*Provided records*:

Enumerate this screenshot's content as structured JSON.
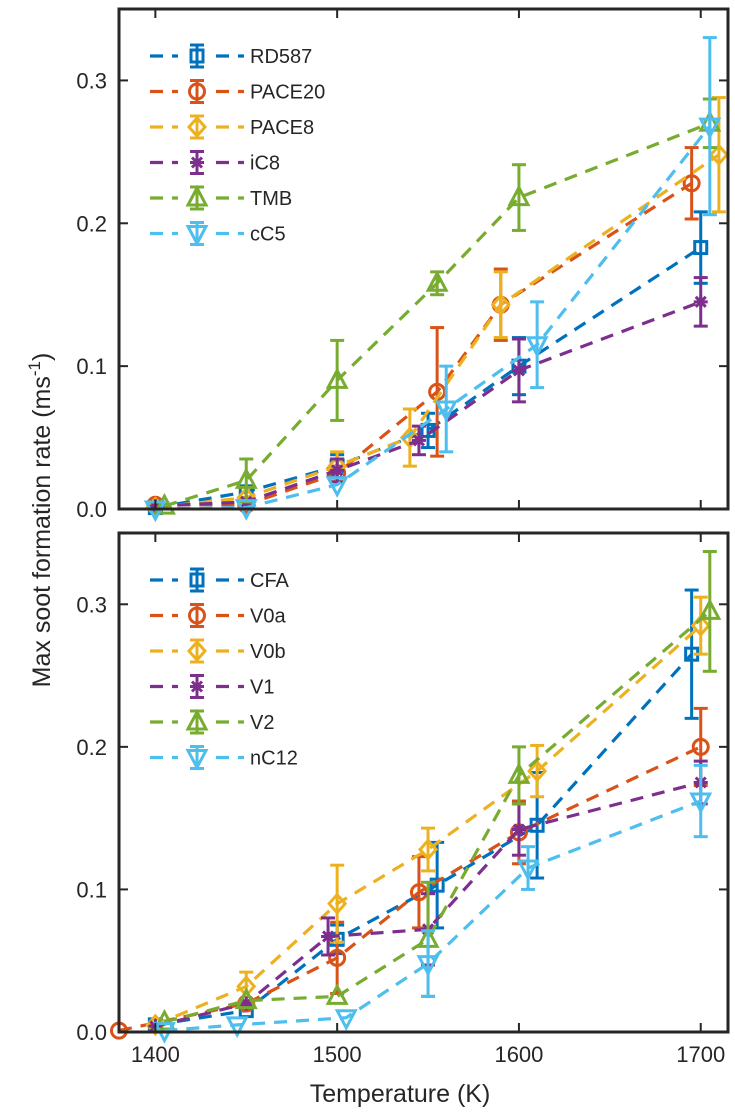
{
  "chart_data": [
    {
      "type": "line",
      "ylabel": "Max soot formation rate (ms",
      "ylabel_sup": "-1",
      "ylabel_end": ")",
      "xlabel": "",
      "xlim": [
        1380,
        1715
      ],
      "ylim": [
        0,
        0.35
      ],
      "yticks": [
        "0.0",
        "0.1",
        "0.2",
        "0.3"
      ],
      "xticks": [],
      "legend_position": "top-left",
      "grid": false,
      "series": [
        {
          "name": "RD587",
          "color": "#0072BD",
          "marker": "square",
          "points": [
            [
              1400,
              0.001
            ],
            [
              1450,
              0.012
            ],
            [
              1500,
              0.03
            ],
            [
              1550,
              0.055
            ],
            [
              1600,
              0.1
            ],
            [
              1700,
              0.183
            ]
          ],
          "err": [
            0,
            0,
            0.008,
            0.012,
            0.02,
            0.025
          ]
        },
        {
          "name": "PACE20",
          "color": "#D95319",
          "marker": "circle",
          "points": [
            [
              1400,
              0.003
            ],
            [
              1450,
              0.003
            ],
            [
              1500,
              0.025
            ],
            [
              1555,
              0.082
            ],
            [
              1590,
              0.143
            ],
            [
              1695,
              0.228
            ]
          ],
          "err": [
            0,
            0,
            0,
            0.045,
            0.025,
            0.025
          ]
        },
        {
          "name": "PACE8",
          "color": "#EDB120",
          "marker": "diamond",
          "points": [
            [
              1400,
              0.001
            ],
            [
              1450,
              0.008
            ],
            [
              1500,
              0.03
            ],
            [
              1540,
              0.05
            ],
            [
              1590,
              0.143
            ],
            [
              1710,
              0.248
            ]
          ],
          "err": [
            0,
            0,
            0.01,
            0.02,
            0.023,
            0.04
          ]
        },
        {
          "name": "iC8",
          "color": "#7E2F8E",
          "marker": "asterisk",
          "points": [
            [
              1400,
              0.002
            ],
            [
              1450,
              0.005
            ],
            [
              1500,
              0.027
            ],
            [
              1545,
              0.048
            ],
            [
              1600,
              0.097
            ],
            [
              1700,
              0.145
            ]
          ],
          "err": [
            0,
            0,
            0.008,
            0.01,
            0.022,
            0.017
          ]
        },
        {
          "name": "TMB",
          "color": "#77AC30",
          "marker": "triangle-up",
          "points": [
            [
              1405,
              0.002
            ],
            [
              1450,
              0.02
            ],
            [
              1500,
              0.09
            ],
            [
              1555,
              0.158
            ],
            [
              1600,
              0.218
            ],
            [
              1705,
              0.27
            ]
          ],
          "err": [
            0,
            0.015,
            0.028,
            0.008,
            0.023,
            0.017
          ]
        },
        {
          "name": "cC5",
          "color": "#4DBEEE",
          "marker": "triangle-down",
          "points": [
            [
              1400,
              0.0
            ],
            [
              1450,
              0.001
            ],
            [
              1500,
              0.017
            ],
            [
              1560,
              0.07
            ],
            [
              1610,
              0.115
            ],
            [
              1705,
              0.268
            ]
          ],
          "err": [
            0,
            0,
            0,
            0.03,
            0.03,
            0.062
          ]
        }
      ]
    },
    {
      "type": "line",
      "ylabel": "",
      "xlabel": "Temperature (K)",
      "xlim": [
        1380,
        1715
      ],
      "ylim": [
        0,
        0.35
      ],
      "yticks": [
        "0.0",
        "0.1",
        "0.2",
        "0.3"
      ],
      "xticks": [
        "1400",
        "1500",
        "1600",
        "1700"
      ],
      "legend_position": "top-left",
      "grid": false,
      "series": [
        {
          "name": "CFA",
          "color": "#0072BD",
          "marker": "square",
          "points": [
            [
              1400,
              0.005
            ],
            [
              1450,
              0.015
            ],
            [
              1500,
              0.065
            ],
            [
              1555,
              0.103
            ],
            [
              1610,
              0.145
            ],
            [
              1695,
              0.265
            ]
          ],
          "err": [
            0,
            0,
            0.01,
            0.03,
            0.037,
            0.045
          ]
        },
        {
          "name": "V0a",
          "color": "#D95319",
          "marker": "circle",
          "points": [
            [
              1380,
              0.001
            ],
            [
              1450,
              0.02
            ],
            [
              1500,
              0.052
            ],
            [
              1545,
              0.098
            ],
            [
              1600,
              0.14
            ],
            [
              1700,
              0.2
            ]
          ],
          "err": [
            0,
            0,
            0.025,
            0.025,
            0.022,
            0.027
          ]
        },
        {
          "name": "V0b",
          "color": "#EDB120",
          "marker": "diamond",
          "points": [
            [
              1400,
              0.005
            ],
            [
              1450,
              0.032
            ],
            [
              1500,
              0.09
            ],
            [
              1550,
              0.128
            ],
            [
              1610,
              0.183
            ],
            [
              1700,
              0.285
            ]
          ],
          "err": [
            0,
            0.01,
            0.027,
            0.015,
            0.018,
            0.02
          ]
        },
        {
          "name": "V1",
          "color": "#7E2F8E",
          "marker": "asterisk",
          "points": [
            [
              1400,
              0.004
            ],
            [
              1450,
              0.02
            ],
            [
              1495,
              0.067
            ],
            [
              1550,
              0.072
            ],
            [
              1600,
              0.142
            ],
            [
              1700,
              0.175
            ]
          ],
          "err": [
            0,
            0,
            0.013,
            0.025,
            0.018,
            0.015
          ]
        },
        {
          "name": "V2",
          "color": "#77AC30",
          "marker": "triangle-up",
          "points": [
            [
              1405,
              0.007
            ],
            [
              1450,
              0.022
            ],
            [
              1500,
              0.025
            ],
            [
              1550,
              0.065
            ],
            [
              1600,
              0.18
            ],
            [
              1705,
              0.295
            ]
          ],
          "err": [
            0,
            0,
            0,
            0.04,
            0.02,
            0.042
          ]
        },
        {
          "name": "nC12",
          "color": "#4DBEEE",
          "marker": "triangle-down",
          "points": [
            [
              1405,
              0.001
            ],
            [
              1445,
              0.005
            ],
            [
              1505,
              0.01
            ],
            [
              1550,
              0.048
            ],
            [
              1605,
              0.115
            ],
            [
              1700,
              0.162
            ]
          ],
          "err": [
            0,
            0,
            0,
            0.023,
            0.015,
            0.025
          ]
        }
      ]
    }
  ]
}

==

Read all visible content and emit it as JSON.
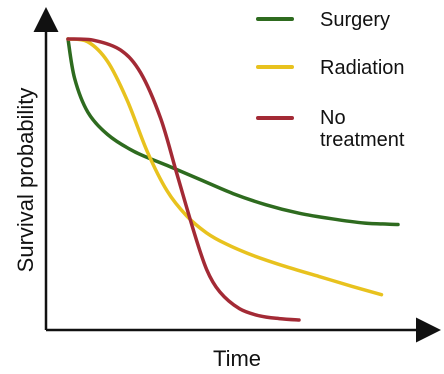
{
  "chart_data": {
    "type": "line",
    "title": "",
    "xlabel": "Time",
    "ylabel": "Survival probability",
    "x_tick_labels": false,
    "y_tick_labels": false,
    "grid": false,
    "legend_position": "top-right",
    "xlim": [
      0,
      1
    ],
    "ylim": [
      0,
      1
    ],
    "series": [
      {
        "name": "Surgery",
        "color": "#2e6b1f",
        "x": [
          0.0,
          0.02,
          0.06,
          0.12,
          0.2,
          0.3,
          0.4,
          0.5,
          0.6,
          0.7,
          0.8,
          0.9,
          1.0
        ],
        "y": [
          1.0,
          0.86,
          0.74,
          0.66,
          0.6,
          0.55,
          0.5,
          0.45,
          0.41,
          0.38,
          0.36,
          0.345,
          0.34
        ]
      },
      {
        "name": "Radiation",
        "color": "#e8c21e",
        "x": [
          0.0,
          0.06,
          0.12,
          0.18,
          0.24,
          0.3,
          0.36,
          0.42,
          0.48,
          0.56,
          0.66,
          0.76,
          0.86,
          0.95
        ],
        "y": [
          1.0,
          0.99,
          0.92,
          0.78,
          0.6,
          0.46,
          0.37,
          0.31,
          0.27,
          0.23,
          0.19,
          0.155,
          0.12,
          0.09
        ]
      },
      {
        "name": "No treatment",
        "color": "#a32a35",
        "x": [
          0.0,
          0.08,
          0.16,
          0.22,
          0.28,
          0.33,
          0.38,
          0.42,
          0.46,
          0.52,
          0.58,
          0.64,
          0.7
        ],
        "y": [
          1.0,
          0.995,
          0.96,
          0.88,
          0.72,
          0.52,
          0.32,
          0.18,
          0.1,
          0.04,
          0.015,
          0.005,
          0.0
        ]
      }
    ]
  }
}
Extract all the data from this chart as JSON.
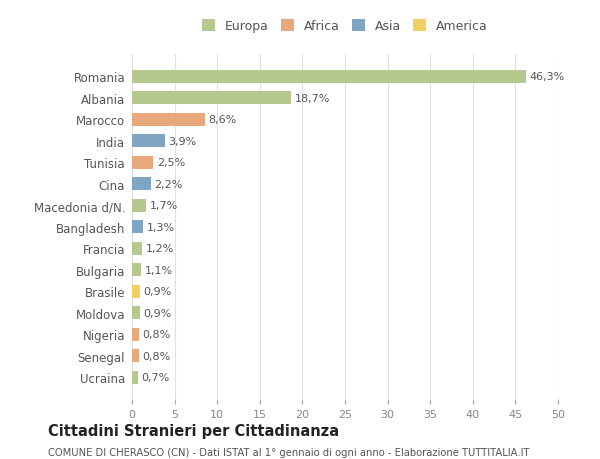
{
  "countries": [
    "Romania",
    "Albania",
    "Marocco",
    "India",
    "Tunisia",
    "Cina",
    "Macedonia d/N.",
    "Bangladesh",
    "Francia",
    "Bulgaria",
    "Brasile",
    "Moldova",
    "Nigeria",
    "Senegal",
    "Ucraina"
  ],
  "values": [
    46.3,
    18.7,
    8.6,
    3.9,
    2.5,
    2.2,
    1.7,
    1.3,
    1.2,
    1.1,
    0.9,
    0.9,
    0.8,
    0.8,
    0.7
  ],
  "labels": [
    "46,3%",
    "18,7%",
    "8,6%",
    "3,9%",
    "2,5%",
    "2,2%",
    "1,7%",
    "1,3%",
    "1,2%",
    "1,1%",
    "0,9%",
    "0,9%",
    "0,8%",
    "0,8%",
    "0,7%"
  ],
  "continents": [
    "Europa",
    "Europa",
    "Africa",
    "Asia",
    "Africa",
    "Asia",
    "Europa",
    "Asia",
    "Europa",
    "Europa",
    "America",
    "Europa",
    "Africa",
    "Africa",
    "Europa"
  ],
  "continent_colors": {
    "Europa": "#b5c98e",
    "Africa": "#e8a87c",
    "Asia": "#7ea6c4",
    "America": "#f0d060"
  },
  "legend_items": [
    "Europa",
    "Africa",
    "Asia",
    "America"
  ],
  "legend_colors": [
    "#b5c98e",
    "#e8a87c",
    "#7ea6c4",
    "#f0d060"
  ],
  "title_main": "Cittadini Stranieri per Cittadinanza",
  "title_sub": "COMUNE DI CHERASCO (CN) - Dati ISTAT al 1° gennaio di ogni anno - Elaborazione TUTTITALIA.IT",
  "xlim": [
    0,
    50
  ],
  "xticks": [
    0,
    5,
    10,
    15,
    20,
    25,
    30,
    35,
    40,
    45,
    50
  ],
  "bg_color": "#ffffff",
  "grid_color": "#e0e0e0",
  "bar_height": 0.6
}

--

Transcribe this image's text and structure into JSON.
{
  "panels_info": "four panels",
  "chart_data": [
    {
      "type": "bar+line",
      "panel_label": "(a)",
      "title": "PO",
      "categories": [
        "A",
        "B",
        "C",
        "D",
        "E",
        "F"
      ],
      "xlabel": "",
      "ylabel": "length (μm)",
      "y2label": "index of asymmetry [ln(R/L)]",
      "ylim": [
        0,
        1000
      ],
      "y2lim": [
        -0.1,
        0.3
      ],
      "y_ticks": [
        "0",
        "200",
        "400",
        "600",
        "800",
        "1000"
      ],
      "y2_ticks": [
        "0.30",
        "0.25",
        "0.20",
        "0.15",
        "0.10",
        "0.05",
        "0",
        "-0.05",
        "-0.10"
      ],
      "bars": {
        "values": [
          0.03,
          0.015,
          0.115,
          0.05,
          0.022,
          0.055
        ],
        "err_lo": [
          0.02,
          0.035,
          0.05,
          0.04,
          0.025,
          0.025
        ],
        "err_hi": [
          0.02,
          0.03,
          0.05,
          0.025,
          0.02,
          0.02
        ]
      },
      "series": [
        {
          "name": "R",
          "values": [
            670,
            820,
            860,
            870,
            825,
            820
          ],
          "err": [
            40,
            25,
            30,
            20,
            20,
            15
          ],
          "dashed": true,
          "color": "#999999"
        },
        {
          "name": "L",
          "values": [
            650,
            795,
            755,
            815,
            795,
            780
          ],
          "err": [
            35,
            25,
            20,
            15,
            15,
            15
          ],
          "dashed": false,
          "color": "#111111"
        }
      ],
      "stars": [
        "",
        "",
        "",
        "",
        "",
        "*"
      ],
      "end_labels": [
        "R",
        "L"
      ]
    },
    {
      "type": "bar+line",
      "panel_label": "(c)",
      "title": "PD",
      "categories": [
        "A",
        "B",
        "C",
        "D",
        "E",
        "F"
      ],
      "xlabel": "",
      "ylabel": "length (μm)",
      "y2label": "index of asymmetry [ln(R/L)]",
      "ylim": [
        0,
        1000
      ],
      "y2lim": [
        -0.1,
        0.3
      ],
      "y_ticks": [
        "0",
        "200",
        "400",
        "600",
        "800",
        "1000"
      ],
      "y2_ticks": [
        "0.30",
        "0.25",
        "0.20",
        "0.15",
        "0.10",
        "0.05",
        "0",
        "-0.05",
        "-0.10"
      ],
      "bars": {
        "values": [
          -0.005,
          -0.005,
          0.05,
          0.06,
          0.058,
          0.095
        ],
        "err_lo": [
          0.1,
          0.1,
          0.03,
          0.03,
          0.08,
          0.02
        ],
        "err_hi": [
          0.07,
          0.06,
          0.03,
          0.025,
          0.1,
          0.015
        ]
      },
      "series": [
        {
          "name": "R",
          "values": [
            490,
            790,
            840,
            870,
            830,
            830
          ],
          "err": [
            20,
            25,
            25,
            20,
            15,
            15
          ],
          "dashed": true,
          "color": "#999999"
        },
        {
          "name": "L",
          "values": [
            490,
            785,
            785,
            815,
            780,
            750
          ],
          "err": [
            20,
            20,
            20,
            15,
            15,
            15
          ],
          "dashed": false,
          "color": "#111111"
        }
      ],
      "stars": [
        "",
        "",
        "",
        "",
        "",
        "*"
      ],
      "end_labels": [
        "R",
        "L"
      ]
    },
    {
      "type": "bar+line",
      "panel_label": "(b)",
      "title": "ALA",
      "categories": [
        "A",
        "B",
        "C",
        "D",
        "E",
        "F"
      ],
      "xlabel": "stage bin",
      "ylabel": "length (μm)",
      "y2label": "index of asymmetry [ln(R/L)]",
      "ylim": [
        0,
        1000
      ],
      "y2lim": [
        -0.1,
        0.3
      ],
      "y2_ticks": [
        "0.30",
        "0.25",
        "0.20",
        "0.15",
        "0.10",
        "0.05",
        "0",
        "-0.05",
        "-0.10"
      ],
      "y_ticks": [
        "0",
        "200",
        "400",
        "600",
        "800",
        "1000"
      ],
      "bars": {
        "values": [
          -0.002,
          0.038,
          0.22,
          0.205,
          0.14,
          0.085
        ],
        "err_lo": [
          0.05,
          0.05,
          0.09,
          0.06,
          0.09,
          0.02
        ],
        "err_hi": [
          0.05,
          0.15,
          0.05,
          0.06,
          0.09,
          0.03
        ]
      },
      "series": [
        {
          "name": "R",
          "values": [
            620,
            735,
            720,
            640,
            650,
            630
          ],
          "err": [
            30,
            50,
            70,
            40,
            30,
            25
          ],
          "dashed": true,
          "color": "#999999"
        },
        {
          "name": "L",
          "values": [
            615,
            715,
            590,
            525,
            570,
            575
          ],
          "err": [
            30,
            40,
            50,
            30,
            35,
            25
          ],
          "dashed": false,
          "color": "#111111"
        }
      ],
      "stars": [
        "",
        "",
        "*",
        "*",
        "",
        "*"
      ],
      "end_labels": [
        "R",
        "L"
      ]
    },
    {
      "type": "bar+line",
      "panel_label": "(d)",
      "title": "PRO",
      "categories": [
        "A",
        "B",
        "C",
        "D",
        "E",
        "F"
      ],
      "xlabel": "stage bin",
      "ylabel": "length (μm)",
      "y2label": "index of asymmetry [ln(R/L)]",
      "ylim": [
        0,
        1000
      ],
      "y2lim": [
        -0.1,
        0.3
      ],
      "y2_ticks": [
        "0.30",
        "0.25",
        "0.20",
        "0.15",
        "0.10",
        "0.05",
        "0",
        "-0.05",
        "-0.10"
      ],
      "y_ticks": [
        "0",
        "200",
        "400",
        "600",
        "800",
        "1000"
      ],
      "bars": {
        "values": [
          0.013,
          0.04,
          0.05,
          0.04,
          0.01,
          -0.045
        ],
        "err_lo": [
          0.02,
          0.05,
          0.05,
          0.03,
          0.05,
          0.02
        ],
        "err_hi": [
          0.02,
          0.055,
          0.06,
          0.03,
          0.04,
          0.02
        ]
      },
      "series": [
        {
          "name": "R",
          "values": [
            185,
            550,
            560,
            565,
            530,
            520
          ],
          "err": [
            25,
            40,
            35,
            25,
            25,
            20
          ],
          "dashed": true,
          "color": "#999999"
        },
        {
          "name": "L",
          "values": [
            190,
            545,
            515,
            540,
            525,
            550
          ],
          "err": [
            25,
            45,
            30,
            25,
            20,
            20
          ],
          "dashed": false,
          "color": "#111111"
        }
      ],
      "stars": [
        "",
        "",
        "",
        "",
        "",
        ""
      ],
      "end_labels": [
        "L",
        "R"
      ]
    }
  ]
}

*Your task*: Copy each line of the data that contains the word "JSON".

*In response*:
Enumerate this screenshot's content as structured JSON.
Read all visible content and emit it as JSON.
Extract all the data from this chart as JSON.
Transcribe this image's text and structure into JSON.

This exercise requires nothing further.